───── Records to process

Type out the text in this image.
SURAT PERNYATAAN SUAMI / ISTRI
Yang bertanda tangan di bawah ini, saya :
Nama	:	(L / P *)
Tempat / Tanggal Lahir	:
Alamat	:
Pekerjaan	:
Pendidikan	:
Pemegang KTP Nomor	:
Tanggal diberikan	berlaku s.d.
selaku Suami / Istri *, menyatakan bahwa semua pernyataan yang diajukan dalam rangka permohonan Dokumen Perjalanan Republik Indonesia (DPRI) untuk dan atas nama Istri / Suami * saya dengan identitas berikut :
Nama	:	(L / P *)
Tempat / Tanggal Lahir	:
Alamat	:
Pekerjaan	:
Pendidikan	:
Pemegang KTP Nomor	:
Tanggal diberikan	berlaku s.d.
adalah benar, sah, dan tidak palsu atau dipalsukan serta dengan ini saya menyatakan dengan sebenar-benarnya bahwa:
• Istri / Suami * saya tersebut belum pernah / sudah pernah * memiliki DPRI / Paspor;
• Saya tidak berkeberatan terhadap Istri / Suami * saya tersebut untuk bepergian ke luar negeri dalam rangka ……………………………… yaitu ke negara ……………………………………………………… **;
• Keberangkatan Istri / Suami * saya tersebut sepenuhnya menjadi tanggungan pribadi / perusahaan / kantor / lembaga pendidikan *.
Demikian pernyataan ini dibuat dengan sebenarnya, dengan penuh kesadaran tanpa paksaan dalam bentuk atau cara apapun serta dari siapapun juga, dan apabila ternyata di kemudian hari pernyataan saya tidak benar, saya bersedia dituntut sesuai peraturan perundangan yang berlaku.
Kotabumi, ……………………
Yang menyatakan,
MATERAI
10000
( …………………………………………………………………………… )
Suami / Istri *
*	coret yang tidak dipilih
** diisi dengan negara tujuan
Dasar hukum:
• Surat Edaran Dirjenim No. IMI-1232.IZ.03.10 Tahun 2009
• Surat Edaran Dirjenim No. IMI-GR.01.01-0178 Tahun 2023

──────────
───── Records to process

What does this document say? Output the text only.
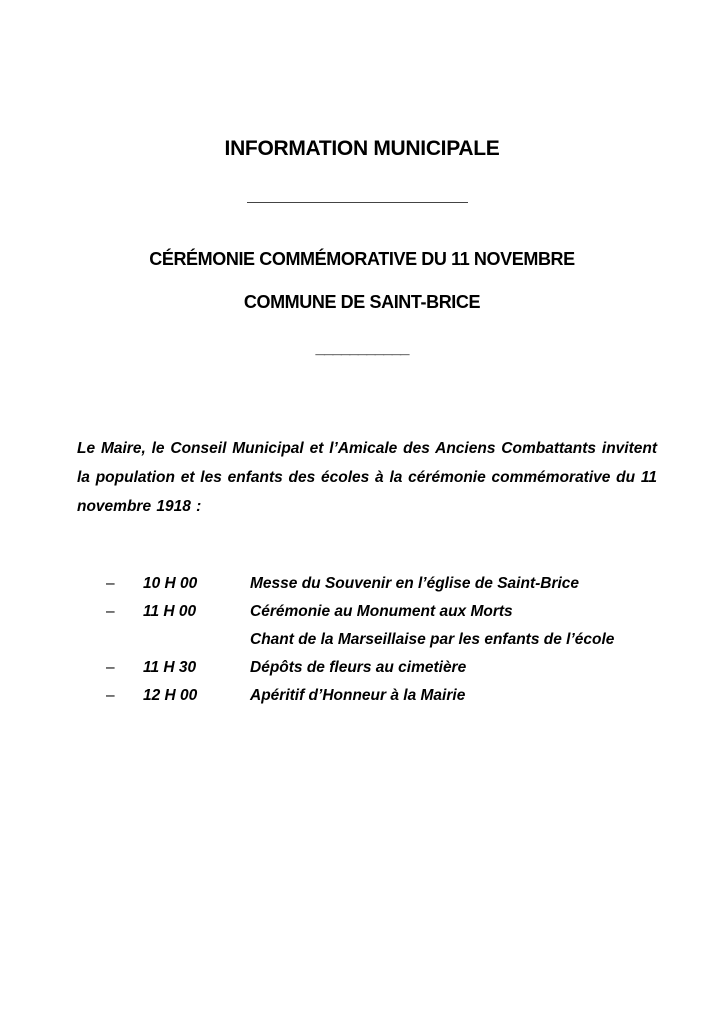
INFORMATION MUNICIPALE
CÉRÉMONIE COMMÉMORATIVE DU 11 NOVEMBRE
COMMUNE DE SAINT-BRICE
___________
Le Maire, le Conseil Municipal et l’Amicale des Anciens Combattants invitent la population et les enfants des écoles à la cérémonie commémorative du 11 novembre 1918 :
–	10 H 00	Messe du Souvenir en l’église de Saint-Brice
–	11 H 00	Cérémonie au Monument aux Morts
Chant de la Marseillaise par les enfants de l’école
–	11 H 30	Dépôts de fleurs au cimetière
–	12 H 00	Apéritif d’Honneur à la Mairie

──────────

» **The exercise**
In the material above, tally every line with the string "DPRI" in it, then give that number alone.

» **Reply**
2